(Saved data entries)
╔══
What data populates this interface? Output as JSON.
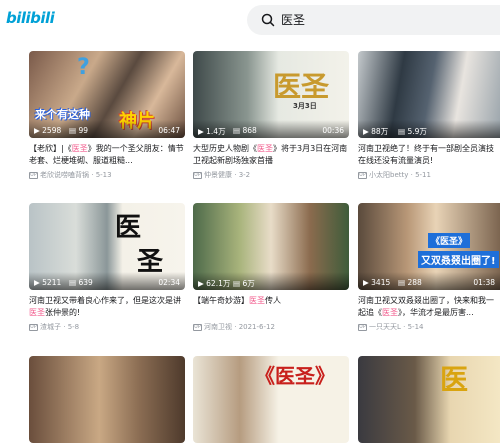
{
  "app": {
    "logo": "bilibili"
  },
  "search": {
    "query": "医圣"
  },
  "cards": [
    {
      "stats": {
        "plays": "2598",
        "danmaku": "99",
        "duration": "06:47"
      },
      "title_pre": "【老欣】|《",
      "title_hl": "医圣",
      "title_post": "》我的一个圣父朋友：情节老套、烂梗堆砌、服道粗糙...",
      "uploader": "老欣说唠嗑背锅",
      "date": "5-13",
      "overlay": [
        "来个有这种",
        "神片"
      ]
    },
    {
      "stats": {
        "plays": "1.4万",
        "danmaku": "868",
        "duration": "00:36"
      },
      "title_pre": "大型历史人物剧《",
      "title_hl": "医圣",
      "title_post": "》将于3月3日在河南卫视起新剧场独家首播",
      "uploader": "仲景健康",
      "date": "3-2",
      "overlay": [
        "医圣",
        "3月3日"
      ]
    },
    {
      "stats": {
        "plays": "88万",
        "danmaku": "5.9万",
        "duration": ""
      },
      "title_pre": "河南卫视绝了！终于有一部剧全员演技在线还没有流量演员!",
      "title_hl": "",
      "title_post": "",
      "uploader": "小太阳betty",
      "date": "5-11",
      "overlay": []
    },
    {
      "stats": {
        "plays": "5211",
        "danmaku": "639",
        "duration": "02:34"
      },
      "title_pre": "河南卫视又带着良心作来了，但是这次是讲",
      "title_hl": "医圣",
      "title_post": "张仲景的!",
      "uploader": "渣城子",
      "date": "5-8",
      "overlay": [
        "医",
        "圣"
      ]
    },
    {
      "stats": {
        "plays": "62.1万",
        "danmaku": "6万",
        "duration": ""
      },
      "title_pre": "【端午奇妙游】",
      "title_hl": "医圣",
      "title_post": "传人",
      "uploader": "河南卫视",
      "date": "2021-6-12",
      "overlay": []
    },
    {
      "stats": {
        "plays": "3415",
        "danmaku": "288",
        "duration": "01:38"
      },
      "title_pre": "河南卫视又双叒叕出圈了，快来和我一起追《",
      "title_hl": "医圣",
      "title_post": "》，华流才是最厉害...",
      "uploader": "一只天天L",
      "date": "5-14",
      "overlay": [
        "《医圣》",
        "又双叒叕出圈了!"
      ]
    },
    {
      "stats": {
        "plays": "",
        "danmaku": "",
        "duration": ""
      },
      "title_pre": "",
      "title_hl": "",
      "title_post": "",
      "uploader": "",
      "date": "",
      "overlay": []
    },
    {
      "stats": {
        "plays": "",
        "danmaku": "",
        "duration": ""
      },
      "title_pre": "",
      "title_hl": "",
      "title_post": "",
      "uploader": "",
      "date": "",
      "overlay": [
        "《医圣》"
      ]
    },
    {
      "stats": {
        "plays": "",
        "danmaku": "",
        "duration": ""
      },
      "title_pre": "",
      "title_hl": "",
      "title_post": "",
      "uploader": "",
      "date": "",
      "overlay": [
        "医"
      ]
    }
  ]
}
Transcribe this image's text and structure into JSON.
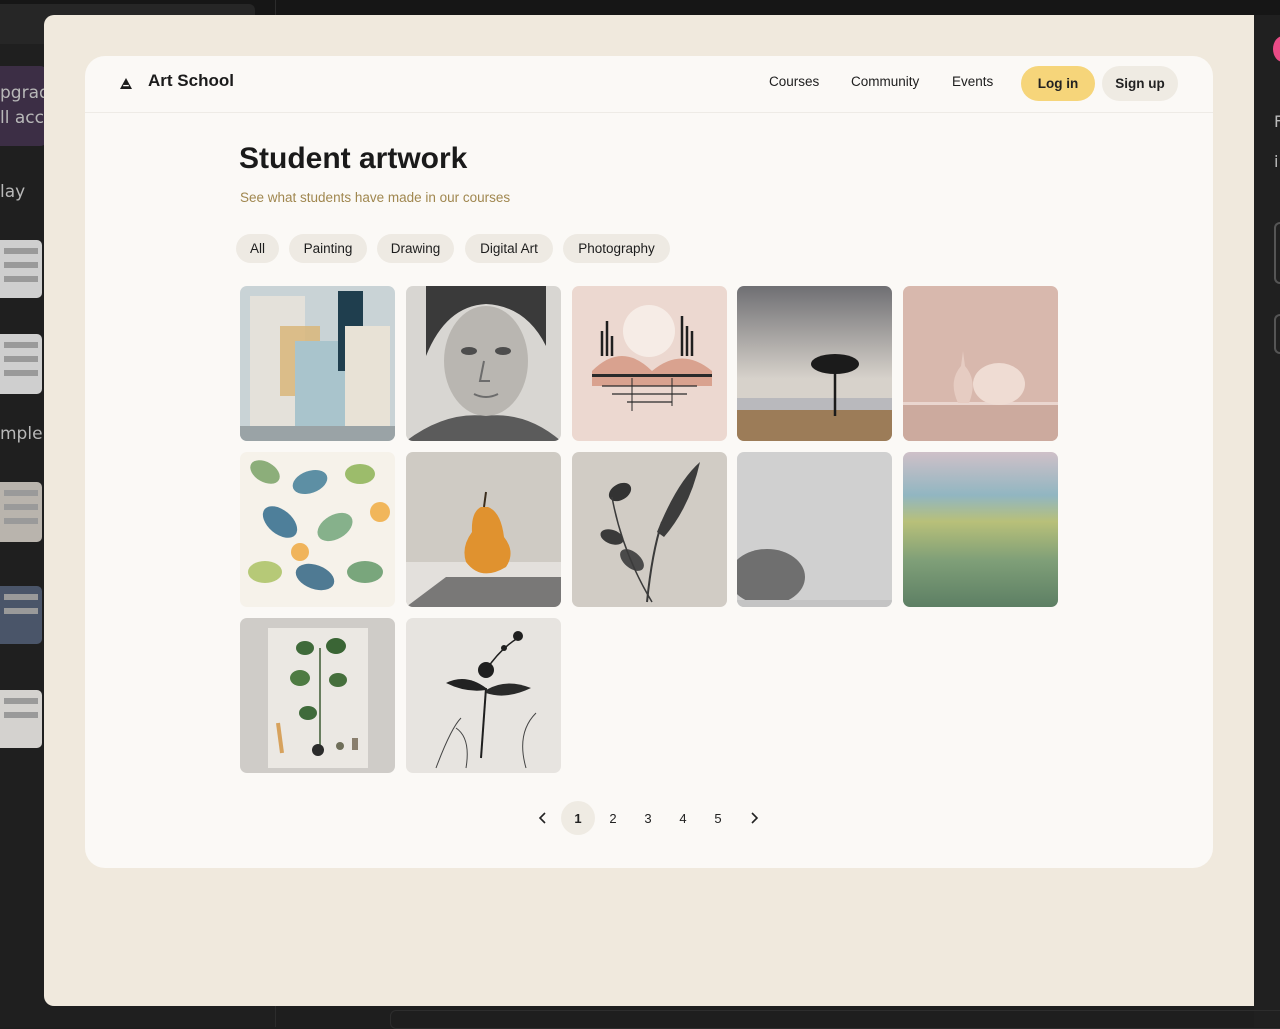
{
  "background": {
    "left_sidebar": {
      "upgrade_line1": "pgrad",
      "upgrade_line2": "ll acc",
      "day_label": "lay",
      "sample_label": "mple"
    },
    "right_panel": {
      "letter1": "F",
      "letter2": "i"
    }
  },
  "nav": {
    "logo_text": "Art School",
    "links": [
      "Courses",
      "Community",
      "Events"
    ],
    "login_label": "Log in",
    "signup_label": "Sign up"
  },
  "header": {
    "title": "Student artwork",
    "subtitle": "See what students have made in our courses"
  },
  "filters": [
    "All",
    "Painting",
    "Drawing",
    "Digital Art",
    "Photography"
  ],
  "gallery": {
    "images": [
      "abstract-blue-painting",
      "pencil-portrait",
      "pink-landscape-illustration",
      "lone-tree-landscape",
      "pink-still-life-vases",
      "watercolor-leaves-pattern",
      "pear-still-life",
      "leaf-silhouette",
      "misty-tree",
      "green-meadow-painting",
      "pressed-plant-collage",
      "ink-flower-drawing"
    ]
  },
  "pagination": {
    "pages": [
      "1",
      "2",
      "3",
      "4",
      "5"
    ],
    "current": "1",
    "prev_icon": "chevron-left-icon",
    "next_icon": "chevron-right-icon"
  },
  "colors": {
    "accent": "#f6d57a",
    "modal_bg": "#f0e9dd",
    "card_bg": "#fbf9f6",
    "subtitle": "#a0874f"
  }
}
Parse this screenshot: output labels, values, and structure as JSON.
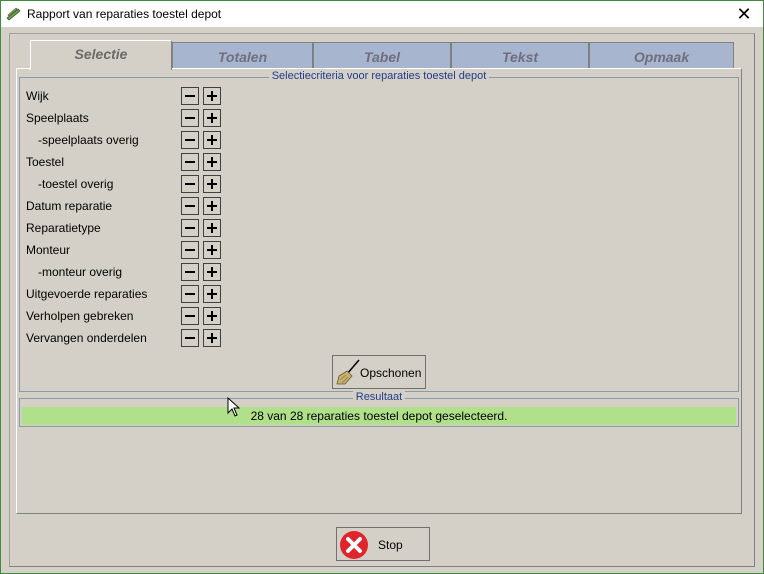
{
  "window": {
    "title": "Rapport van reparaties toestel depot",
    "close_symbol": "✕"
  },
  "tabs": [
    {
      "label": "Selectie",
      "active": true
    },
    {
      "label": "Totalen",
      "active": false
    },
    {
      "label": "Tabel",
      "active": false
    },
    {
      "label": "Tekst",
      "active": false
    },
    {
      "label": "Opmaak",
      "active": false
    }
  ],
  "criteria": {
    "legend": "Selectiecriteria voor reparaties toestel depot",
    "items": [
      {
        "label": "Wijk"
      },
      {
        "label": "Speelplaats"
      },
      {
        "label": "-speelplaats overig"
      },
      {
        "label": "Toestel"
      },
      {
        "label": "-toestel overig"
      },
      {
        "label": "Datum reparatie"
      },
      {
        "label": "Reparatietype"
      },
      {
        "label": "Monteur"
      },
      {
        "label": "-monteur overig"
      },
      {
        "label": "Uitgevoerde reparaties"
      },
      {
        "label": "Verholpen gebreken"
      },
      {
        "label": "Vervangen onderdelen"
      }
    ]
  },
  "buttons": {
    "clear_label": "Opschonen",
    "stop_label": "Stop"
  },
  "result": {
    "legend": "Resultaat",
    "text": "28 van 28 reparaties toestel depot geselecteerd."
  },
  "colors": {
    "result_bg": "#b0e08a",
    "tab_inactive": "#a7b5cf",
    "legend_text": "#1f3d8a",
    "stop_red": "#e0242c"
  },
  "icons": {
    "app": "pencil-ruler-icon",
    "clear": "broom-icon",
    "stop": "stop-x-icon"
  }
}
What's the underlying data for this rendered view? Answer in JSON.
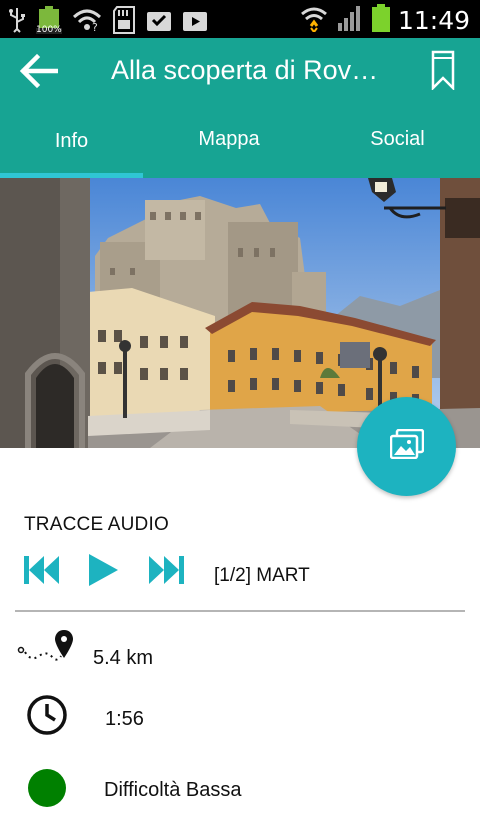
{
  "status_bar": {
    "time": "11:49",
    "battery_small_label": "100%",
    "left_icons": [
      "usb-icon",
      "battery-full-icon",
      "wifi-question-icon",
      "sd-card-icon",
      "download-done-icon",
      "video-download-icon"
    ],
    "right_icons": [
      "wifi-signal-icon",
      "cell-signal-icon",
      "battery-icon"
    ]
  },
  "app_bar": {
    "back_icon": "arrow-left-icon",
    "title": "Alla scoperta di Rov…",
    "bookmark_icon": "bookmark-icon"
  },
  "tabs": [
    {
      "label": "Info",
      "active": true
    },
    {
      "label": "Mappa",
      "active": false
    },
    {
      "label": "Social",
      "active": false
    }
  ],
  "hero": {
    "subject": "castle-photo",
    "fab_icon": "gallery-icon"
  },
  "audio": {
    "section_title": "TRACCE AUDIO",
    "controls": [
      "skip-previous-icon",
      "play-icon",
      "skip-next-icon"
    ],
    "track_label": "[1/2] MART"
  },
  "details": {
    "distance": "5.4 km",
    "duration": "1:56",
    "difficulty": "Difficoltà Bassa"
  },
  "colors": {
    "primary": "#17a493",
    "accent": "#1db3c0",
    "indicator": "#2fc6d4",
    "difficulty_dot": "#008000"
  }
}
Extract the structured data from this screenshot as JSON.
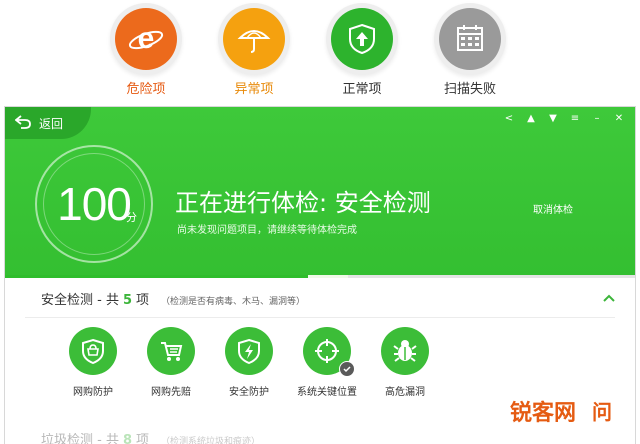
{
  "legend": [
    {
      "label": "危险项",
      "icon": "ie-e-icon",
      "color": "#ec6a1c",
      "label_color": "#e65a12"
    },
    {
      "label": "异常项",
      "icon": "umbrella-icon",
      "color": "#f5a10f",
      "label_color": "#e88a0a"
    },
    {
      "label": "正常项",
      "icon": "shield-arrow-icon",
      "color": "#2db32d",
      "label_color": "#333333"
    },
    {
      "label": "扫描失败",
      "icon": "calendar-icon",
      "color": "#9a9a9a",
      "label_color": "#333333"
    }
  ],
  "window": {
    "back_label": "返回",
    "score": "100",
    "score_unit": "分",
    "headline": "正在进行体检: 安全检测",
    "subline": "尚未发现问题项目，请继续等待体检完成",
    "cancel_label": "取消体检",
    "progress": 0.5
  },
  "section": {
    "title": "安全检测 - 共",
    "count": "5",
    "unit": "项",
    "note": "（检测是否有病毒、木马、漏洞等）",
    "items": [
      {
        "label": "网购防护",
        "icon": "shopping-shield-icon"
      },
      {
        "label": "网购先赔",
        "icon": "shopping-cart-icon"
      },
      {
        "label": "安全防护",
        "icon": "lightning-shield-icon"
      },
      {
        "label": "系统关键位置",
        "icon": "crosshair-icon"
      },
      {
        "label": "高危漏洞",
        "icon": "bug-icon"
      }
    ]
  },
  "next_section": {
    "title": "垃圾检测 - 共",
    "count": "8",
    "unit": "项",
    "note": "（检测系统垃圾和痕迹）"
  },
  "watermark": {
    "text": "锐客网",
    "suffix": "问"
  },
  "colors": {
    "banner": "#36c232",
    "accent": "#3cb53a"
  }
}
╚══
• [Your task]
Scan the records above and report how many lines include the word "date", without any other text.

• [The answer]
9